What the task asks
Which lines in the records below contain the word "peak"? Copy each one out.

Figure dataset records:
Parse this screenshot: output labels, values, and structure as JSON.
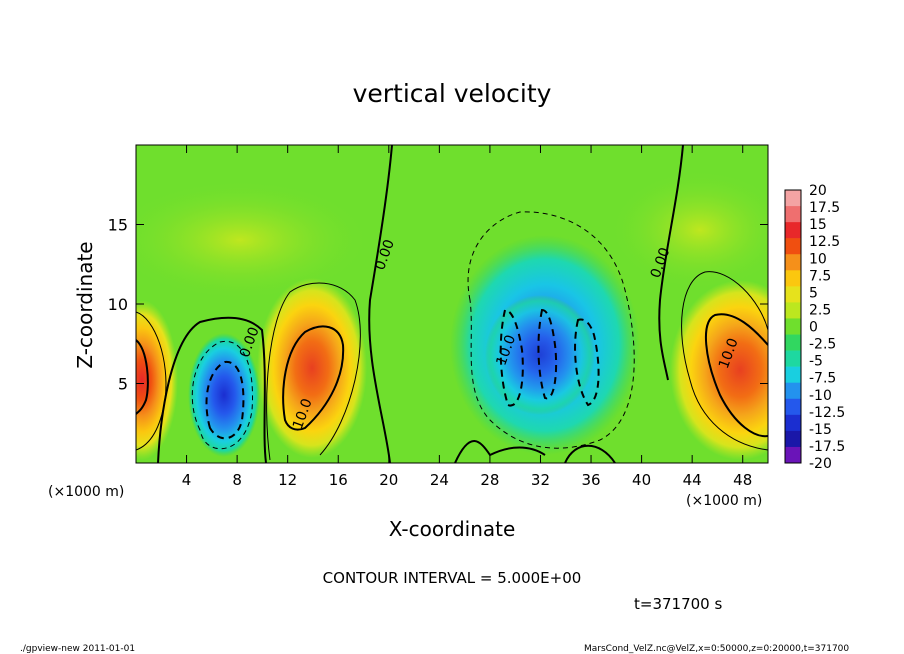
{
  "chart_data": {
    "type": "heatmap",
    "title": "vertical velocity",
    "xlabel": "X-coordinate",
    "ylabel": "Z-coordinate",
    "x_unit": "(×1000 m)",
    "xlim": [
      0,
      50
    ],
    "ylim": [
      0,
      20
    ],
    "x_ticks": [
      4,
      8,
      12,
      16,
      20,
      24,
      28,
      32,
      36,
      40,
      44,
      48
    ],
    "y_ticks": [
      5,
      10,
      15
    ],
    "contour_interval_label": "CONTOUR INTERVAL = 5.000E+00",
    "time_label": "t=371700 s",
    "contour_labels": [
      {
        "text": "0.00",
        "x": 9.3,
        "y": 7.5
      },
      {
        "text": "10.0",
        "x": 13.5,
        "y": 3.0
      },
      {
        "text": "0.00",
        "x": 20.0,
        "y": 13.0
      },
      {
        "text": "10.0",
        "x": 29.6,
        "y": 7.0
      },
      {
        "text": "0.00",
        "x": 41.8,
        "y": 12.5
      },
      {
        "text": "10.0",
        "x": 47.2,
        "y": 6.8
      }
    ],
    "colorbar": {
      "levels": [
        "20",
        "17.5",
        "15",
        "12.5",
        "10",
        "7.5",
        "5",
        "2.5",
        "0",
        "-2.5",
        "-5",
        "-7.5",
        "-10",
        "-12.5",
        "-15",
        "-17.5",
        "-20"
      ],
      "colors": [
        "#f4a3a3",
        "#ef6f6f",
        "#e8282a",
        "#f04f10",
        "#f5901a",
        "#fbc70f",
        "#e6e21c",
        "#bce71f",
        "#6fdf2d",
        "#31d760",
        "#1ed8a0",
        "#19cfe0",
        "#2392ee",
        "#2458ec",
        "#1b2ed0",
        "#1a17a8",
        "#6a14b8"
      ]
    },
    "features": [
      {
        "kind": "updraft",
        "center_x": 0.5,
        "center_z": 5.5,
        "peak": 15
      },
      {
        "kind": "downdraft",
        "center_x": 7.0,
        "center_z": 4.0,
        "peak": -15
      },
      {
        "kind": "updraft",
        "center_x": 14.0,
        "center_z": 5.5,
        "peak": 14
      },
      {
        "kind": "downdraft",
        "center_x": 32.0,
        "center_z": 6.5,
        "peak": -12
      },
      {
        "kind": "updraft",
        "center_x": 48.0,
        "center_z": 5.0,
        "peak": 15
      }
    ]
  },
  "footer": {
    "left": "./gpview-new   2011-01-01",
    "right": "MarsCond_VelZ.nc@VelZ,x=0:50000,z=0:20000,t=371700"
  }
}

Answer to the problem
        "peak": 15
        "peak": -15
        "peak": 14
        "peak": -12
        "peak": 15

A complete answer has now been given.